To do: Gather every line from the entries below that includes "وشفتين".
--- START Entries shown ---
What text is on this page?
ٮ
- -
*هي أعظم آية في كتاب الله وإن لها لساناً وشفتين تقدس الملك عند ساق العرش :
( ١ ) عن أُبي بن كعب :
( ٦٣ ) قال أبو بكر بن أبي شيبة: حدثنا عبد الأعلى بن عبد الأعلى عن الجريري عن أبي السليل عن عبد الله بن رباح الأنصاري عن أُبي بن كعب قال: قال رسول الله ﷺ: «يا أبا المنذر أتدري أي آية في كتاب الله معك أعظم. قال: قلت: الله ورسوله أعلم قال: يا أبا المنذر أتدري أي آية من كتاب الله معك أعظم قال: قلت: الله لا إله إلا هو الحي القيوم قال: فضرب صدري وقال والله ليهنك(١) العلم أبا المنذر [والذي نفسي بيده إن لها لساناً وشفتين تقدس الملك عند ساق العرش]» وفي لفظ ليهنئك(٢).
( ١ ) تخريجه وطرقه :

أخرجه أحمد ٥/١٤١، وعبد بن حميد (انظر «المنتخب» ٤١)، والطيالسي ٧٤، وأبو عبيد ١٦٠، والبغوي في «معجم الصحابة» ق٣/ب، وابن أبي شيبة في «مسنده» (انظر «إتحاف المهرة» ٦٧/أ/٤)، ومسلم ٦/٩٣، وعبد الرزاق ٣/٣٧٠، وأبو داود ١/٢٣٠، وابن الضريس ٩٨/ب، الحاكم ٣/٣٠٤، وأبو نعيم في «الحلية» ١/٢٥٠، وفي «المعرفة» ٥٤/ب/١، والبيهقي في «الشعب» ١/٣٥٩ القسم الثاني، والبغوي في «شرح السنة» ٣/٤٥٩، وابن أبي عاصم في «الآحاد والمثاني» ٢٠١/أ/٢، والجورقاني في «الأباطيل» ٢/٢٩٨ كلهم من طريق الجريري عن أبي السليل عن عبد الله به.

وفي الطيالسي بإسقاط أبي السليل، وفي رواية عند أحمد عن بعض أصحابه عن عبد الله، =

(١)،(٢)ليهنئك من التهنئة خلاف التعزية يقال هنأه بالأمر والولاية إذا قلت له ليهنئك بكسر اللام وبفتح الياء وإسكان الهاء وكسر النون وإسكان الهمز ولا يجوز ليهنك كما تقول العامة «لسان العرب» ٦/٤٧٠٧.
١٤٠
--- END Entries shown ---
Answer to this exercise:
*هي أعظم آية في كتاب الله وإن لها لساناً وشفتين تقدس الملك عند ساق العرش :
( ٦٣ ) قال أبو بكر بن أبي شيبة: حدثنا عبد الأعلى بن عبد الأعلى عن الجريري عن أبي السليل عن عبد الله بن رباح الأنصاري عن أُبي بن كعب قال: قال رسول الله ﷺ: «يا أبا المنذر أتدري أي آية في كتاب الله معك أعظم. قال: قلت: الله ورسوله أعلم قال: يا أبا المنذر أتدري أي آية من كتاب الله معك أعظم قال: قلت: الله لا إله إلا هو الحي القيوم قال: فضرب صدري وقال والله ليهنك(١) العلم أبا المنذر [والذي نفسي بيده إن لها لساناً وشفتين تقدس الملك عند ساق العرش]» وفي لفظ ليهنئك(٢).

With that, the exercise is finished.